Requirements:
In the items, starting with the line that contains "- y-top-label: More" and going on through the line that contains "- series-line: [154, 213, 974, 495]", substitute "coin flips" for "coin tosses" and give those lines again with everything else unchanged.

-- -- --

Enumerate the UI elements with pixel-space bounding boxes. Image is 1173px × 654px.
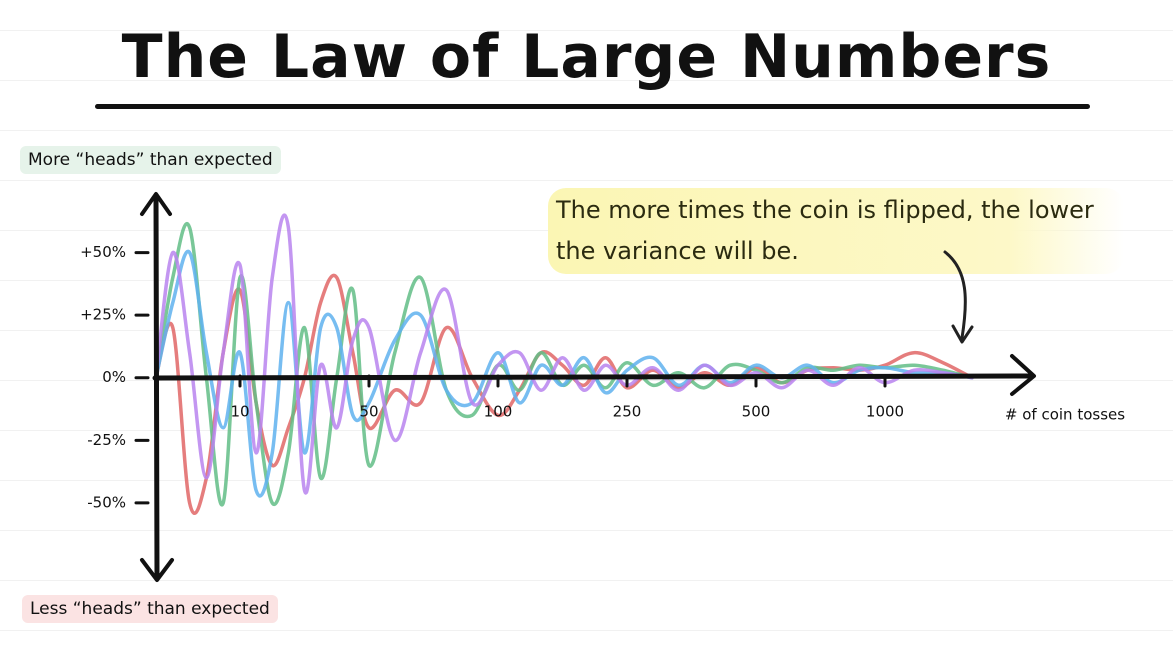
- y-top-label: More “heads” than expected: [20, 146, 281, 174]
- x-axis-label: # of coin tosses: [1005, 406, 1125, 424]
- y-axis: [153, 193, 160, 581]
- y-tick-label: -25%: [87, 431, 126, 449]
- series-line: [154, 222, 974, 507]
- y-tick-label: +25%: [80, 306, 126, 324]
- y-axis-arrow-up: [140, 192, 172, 216]
- annotation: The more times the coin is flipped, the …: [548, 188, 1124, 274]
- title-underline: [95, 104, 1090, 109]
- chart-title: The Law of Large Numbers: [121, 22, 1052, 92]
- y-tick-label: -50%: [87, 493, 126, 511]
- x-axis: [152, 373, 1035, 381]
- series-layer: [154, 213, 974, 515]
- series-line: [154, 213, 974, 495]
- y-tick-label: +50%: [80, 243, 126, 261]
- x-tick-label: 10: [230, 403, 249, 421]
- x-tick-label: 100: [484, 403, 513, 421]
- annotation-arrowhead: [951, 324, 974, 344]
- y-bottom-label: Less “heads” than expected: [22, 595, 278, 623]
- annotation-arrow: [943, 250, 967, 340]
- x-axis-arrow: [1010, 354, 1036, 396]
- y-tick-label: 0%: [102, 368, 126, 386]
- x-tick-label: 50: [359, 403, 378, 421]
- y-axis-arrow-down: [140, 558, 174, 582]
- x-tick-label: 250: [613, 403, 642, 421]
- x-tick-label: 500: [742, 403, 771, 421]
- x-tick-label: 1000: [866, 403, 904, 421]
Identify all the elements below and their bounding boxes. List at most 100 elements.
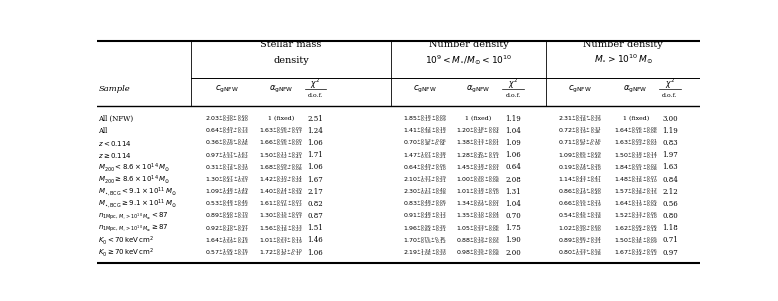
Text: $0.54^{+0.45+0.33}_{-0.35-0.18}$: $0.54^{+0.45+0.33}_{-0.35-0.18}$ (558, 211, 601, 222)
Text: $1.68^{+0.09+0.07}_{-0.25-0.08}$: $1.68^{+0.09+0.07}_{-0.25-0.08}$ (259, 162, 303, 173)
Text: 2.08: 2.08 (506, 175, 521, 184)
Text: $n_{\mathrm{1Mpc},M_{\star}>10^{10}\,M_{\odot}} \geq 87$: $n_{\mathrm{1Mpc},M_{\star}>10^{10}\,M_{… (99, 222, 169, 234)
Text: $0.86^{+0.71+0.60}_{-0.49-0.40}$: $0.86^{+0.71+0.60}_{-0.49-0.40}$ (558, 186, 601, 197)
Text: 0.56: 0.56 (662, 200, 678, 208)
Text: $1.42^{+0.10+0.14}_{-0.22-0.24}$: $1.42^{+0.10+0.14}_{-0.22-0.24}$ (259, 174, 303, 185)
Text: $1.72^{+0.11+0.10}_{-0.29-0.17}$: $1.72^{+0.11+0.10}_{-0.29-0.17}$ (259, 247, 303, 258)
Text: $1.02^{+0.90+0.60}_{-0.20-0.30}$: $1.02^{+0.90+0.60}_{-0.20-0.30}$ (558, 223, 601, 234)
Text: 0.71: 0.71 (662, 236, 678, 244)
Text: 0.70: 0.70 (506, 212, 521, 220)
Text: $c_{\rm gNFW}$: $c_{\rm gNFW}$ (413, 84, 436, 95)
Text: $1.38^{+0.13+0.01}_{-0.17-0.01}$: $1.38^{+0.13+0.01}_{-0.17-0.01}$ (456, 138, 500, 148)
Text: $\alpha_{\rm gNFW}$: $\alpha_{\rm gNFW}$ (623, 84, 648, 95)
Text: 1.04: 1.04 (506, 127, 521, 135)
Text: $M_{200} < 8.6 \times 10^{14}\,M_{\odot}$: $M_{200} < 8.6 \times 10^{14}\,M_{\odot}… (99, 161, 170, 174)
Text: 0.80: 0.80 (662, 212, 678, 220)
Text: $0.53^{+0.48+0.46}_{-0.13-0.22}$: $0.53^{+0.48+0.46}_{-0.13-0.22}$ (205, 198, 249, 209)
Text: 0.82: 0.82 (307, 200, 324, 208)
Text: $2.03^{+0.20+0.60}_{-0.20-0.40}$: $2.03^{+0.20+0.60}_{-0.20-0.40}$ (205, 113, 249, 124)
Text: $1.57^{+0.12+0.12}_{-0.28-0.15}$: $1.57^{+0.12+0.12}_{-0.28-0.15}$ (614, 186, 657, 197)
Text: $1.20^{+0.18+0.03}_{-0.22-0.04}$: $1.20^{+0.18+0.03}_{-0.22-0.04}$ (457, 126, 500, 136)
Text: $0.36^{+0.76+0.14}_{-0.09-0.06}$: $0.36^{+0.76+0.14}_{-0.09-0.06}$ (205, 138, 249, 148)
Text: $1.63^{+0.06+0.09}_{-0.25-0.17}$: $1.63^{+0.06+0.09}_{-0.25-0.17}$ (259, 126, 303, 136)
Text: Sample: Sample (99, 85, 130, 93)
Text: $2.19^{+1.34+0.33}_{-1.06-0.20}$: $2.19^{+1.34+0.33}_{-1.06-0.20}$ (402, 247, 447, 258)
Text: Number density: Number density (429, 40, 509, 49)
Text: $0.80^{+1.23+0.52}_{-0.37-0.28}$: $0.80^{+1.23+0.52}_{-0.37-0.28}$ (558, 247, 601, 258)
Text: 1.67: 1.67 (307, 175, 324, 184)
Text: 1.71: 1.71 (307, 151, 324, 159)
Text: $0.64^{+0.49+0.06}_{-0.21-0.10}$: $0.64^{+0.49+0.06}_{-0.21-0.10}$ (402, 162, 447, 173)
Text: $0.19^{+0.74+0.26}_{-0.09-0.10}$: $0.19^{+0.74+0.26}_{-0.09-0.10}$ (558, 162, 601, 173)
Text: 1.06: 1.06 (307, 249, 324, 256)
Text: 1.04: 1.04 (506, 200, 521, 208)
Text: d.o.f.: d.o.f. (506, 93, 521, 98)
Text: $1.64^{+0.11+0.05}_{-0.19-0.04}$: $1.64^{+0.11+0.05}_{-0.19-0.04}$ (614, 198, 657, 209)
Text: $c_{\rm gNFW}$: $c_{\rm gNFW}$ (568, 84, 591, 95)
Text: 1.90: 1.90 (506, 236, 521, 244)
Text: 0.64: 0.64 (506, 163, 521, 171)
Text: $1.30^{+0.67+1.20}_{-0.43-0.57}$: $1.30^{+0.67+1.20}_{-0.43-0.57}$ (205, 174, 249, 185)
Text: Stellar mass: Stellar mass (261, 40, 322, 49)
Text: $c_{\rm gNFW}$: $c_{\rm gNFW}$ (215, 84, 239, 95)
Text: d.o.f.: d.o.f. (308, 93, 324, 98)
Text: $0.88^{+0.19+0.03}_{-0.29-0.05}$: $0.88^{+0.19+0.03}_{-0.29-0.05}$ (457, 235, 500, 246)
Text: $1.01^{+0.18+0.06}_{-0.32-0.10}$: $1.01^{+0.18+0.06}_{-0.32-0.10}$ (456, 186, 500, 197)
Text: $0.66^{+0.55+0.21}_{-0.15-0.19}$: $0.66^{+0.55+0.21}_{-0.15-0.19}$ (558, 198, 601, 209)
Text: $1.28^{+0.20+0.05}_{-0.40-0.11}$: $1.28^{+0.20+0.05}_{-0.40-0.11}$ (457, 150, 500, 161)
Text: 0.87: 0.87 (307, 212, 324, 220)
Text: $1.00^{+0.30+0.05}_{-0.50-0.08}$: $1.00^{+0.30+0.05}_{-0.50-0.08}$ (456, 174, 500, 185)
Text: $1.85^{+0.18+0.09}_{-0.12-0.09}$: $1.85^{+0.18+0.09}_{-0.12-0.09}$ (403, 113, 447, 124)
Text: 1.06: 1.06 (506, 151, 521, 159)
Text: 1.63: 1.63 (662, 163, 678, 171)
Text: All: All (99, 127, 107, 135)
Text: 0.97: 0.97 (662, 249, 678, 256)
Text: 1.97: 1.97 (662, 151, 678, 159)
Text: All (NFW): All (NFW) (99, 115, 134, 123)
Text: $0.91^{+0.48+0.12}_{-0.42-0.12}$: $0.91^{+0.48+0.12}_{-0.42-0.12}$ (403, 211, 447, 222)
Text: $2.30^{+1.17+0.40}_{-0.63-0.28}$: $2.30^{+1.17+0.40}_{-0.63-0.28}$ (402, 186, 447, 197)
Text: 1 (fixed): 1 (fixed) (268, 116, 294, 121)
Text: $0.92^{+0.70+0.97}_{-0.40-0.47}$: $0.92^{+0.70+0.97}_{-0.40-0.47}$ (205, 223, 249, 234)
Text: 3.00: 3.00 (662, 115, 678, 123)
Text: $0.64^{+0.49+0.73}_{-0.21-0.33}$: $0.64^{+0.49+0.73}_{-0.21-0.33}$ (205, 126, 249, 136)
Text: $1.50^{+0.11+0.20}_{-0.52-0.41}$: $1.50^{+0.11+0.20}_{-0.52-0.41}$ (259, 150, 303, 161)
Text: $M_{\star} > 10^{10}\,M_{\odot}$: $M_{\star} > 10^{10}\,M_{\odot}$ (594, 52, 653, 66)
Text: $1.64^{+0.06+0.08}_{-0.16-0.06}$: $1.64^{+0.06+0.08}_{-0.16-0.06}$ (614, 126, 657, 136)
Text: $1.09^{+1.48+1.49}_{-0.42-0.64}$: $1.09^{+1.48+1.49}_{-0.42-0.64}$ (205, 186, 249, 197)
Text: $0.89^{+0.86+0.34}_{-0.27-0.21}$: $0.89^{+0.86+0.34}_{-0.27-0.21}$ (558, 235, 601, 246)
Text: 1 (fixed): 1 (fixed) (465, 116, 492, 121)
Text: $0.57^{+1.06+0.76}_{-0.34-0.37}$: $0.57^{+1.06+0.76}_{-0.34-0.37}$ (205, 247, 249, 258)
Text: $K_0 \geq 70\,\mathrm{keV\,cm}^2$: $K_0 \geq 70\,\mathrm{keV\,cm}^2$ (99, 246, 155, 259)
Text: $1.70^{+0.75+0.18}_{-0.55-0.12}$: $1.70^{+0.75+0.18}_{-0.55-0.12}$ (403, 235, 447, 246)
Text: $0.89^{+0.60+0.70}_{-0.40-0.33}$: $0.89^{+0.60+0.70}_{-0.40-0.33}$ (205, 211, 249, 222)
Text: $1.48^{+0.12+0.07}_{-0.18-0.10}$: $1.48^{+0.12+0.07}_{-0.18-0.10}$ (614, 174, 657, 185)
Text: d.o.f.: d.o.f. (662, 93, 678, 98)
Text: 1.06: 1.06 (307, 139, 324, 147)
Text: 2.51: 2.51 (307, 115, 324, 123)
Text: 1.51: 1.51 (307, 224, 324, 232)
Text: $1.84^{+0.05+0.02}_{-0.31-0.08}$: $1.84^{+0.05+0.02}_{-0.31-0.08}$ (614, 162, 657, 173)
Text: $0.83^{+0.48+0.06}_{-0.22-0.07}$: $0.83^{+0.48+0.06}_{-0.22-0.07}$ (403, 198, 447, 209)
Text: $1.64^{+1.21+0.76}_{-0.59-0.43}$: $1.64^{+1.21+0.76}_{-0.59-0.43}$ (205, 235, 249, 246)
Text: 2.00: 2.00 (506, 249, 521, 256)
Text: $1.50^{+0.18+0.14}_{-0.32-0.17}$: $1.50^{+0.18+0.14}_{-0.32-0.17}$ (614, 150, 657, 161)
Text: $1.09^{+0.85+0.69}_{-0.55-0.46}$: $1.09^{+0.85+0.69}_{-0.55-0.46}$ (558, 150, 601, 161)
Text: 1.75: 1.75 (506, 224, 521, 232)
Text: $1.62^{+0.06+0.06}_{-0.24-0.14}$: $1.62^{+0.06+0.06}_{-0.24-0.14}$ (614, 223, 657, 234)
Text: density: density (273, 56, 309, 65)
Text: $0.98^{+0.35+0.05}_{-0.25-0.08}$: $0.98^{+0.35+0.05}_{-0.25-0.08}$ (456, 247, 500, 258)
Text: $0.97^{+1.57+1.67}_{-0.33-0.62}$: $0.97^{+1.57+1.67}_{-0.33-0.62}$ (205, 150, 249, 161)
Text: 2.12: 2.12 (662, 188, 678, 196)
Text: $1.47^{+1.07+0.38}_{-0.53-0.21}$: $1.47^{+1.07+0.38}_{-0.53-0.21}$ (402, 150, 447, 161)
Text: $M_{200} \geq 8.6 \times 10^{14}\,M_{\odot}$: $M_{200} \geq 8.6 \times 10^{14}\,M_{\od… (99, 173, 170, 186)
Text: $1.01^{+0.23+0.11}_{-0.57-0.19}$: $1.01^{+0.23+0.11}_{-0.57-0.19}$ (259, 235, 303, 246)
Text: $1.66^{+0.06+0.00}_{-0.35-0.01}$: $1.66^{+0.06+0.00}_{-0.35-0.01}$ (259, 138, 303, 148)
Text: $\chi^2$: $\chi^2$ (508, 76, 518, 91)
Text: $\alpha_{\rm gNFW}$: $\alpha_{\rm gNFW}$ (466, 84, 491, 95)
Text: 1.31: 1.31 (506, 188, 521, 196)
Text: $\chi^2$: $\chi^2$ (665, 76, 675, 91)
Text: $0.31^{+0.72+0.31}_{-0.18-0.20}$: $0.31^{+0.72+0.31}_{-0.18-0.20}$ (205, 162, 249, 173)
Text: 0.83: 0.83 (662, 139, 678, 147)
Text: Number density: Number density (584, 40, 663, 49)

-- -- --

Correct output:
- y-top-label: More “heads” than expected: [20, 146, 281, 174]
- x-axis-label: # of coin flips: [1005, 406, 1125, 424]
- y-axis: [153, 193, 160, 581]
- y-tick-label: -25%: [87, 431, 126, 449]
- series-line: [154, 222, 974, 507]
- y-tick-label: +25%: [80, 306, 126, 324]
- y-axis-arrow-up: [140, 192, 172, 216]
- annotation: The more times the coin is flipped, the …: [548, 188, 1124, 274]
- title-underline: [95, 104, 1090, 109]
- chart-title: The Law of Large Numbers: [121, 22, 1052, 92]
- y-tick-label: -50%: [87, 493, 126, 511]
- x-axis: [152, 373, 1035, 381]
- series-layer: [154, 213, 974, 515]
- series-line: [154, 213, 974, 495]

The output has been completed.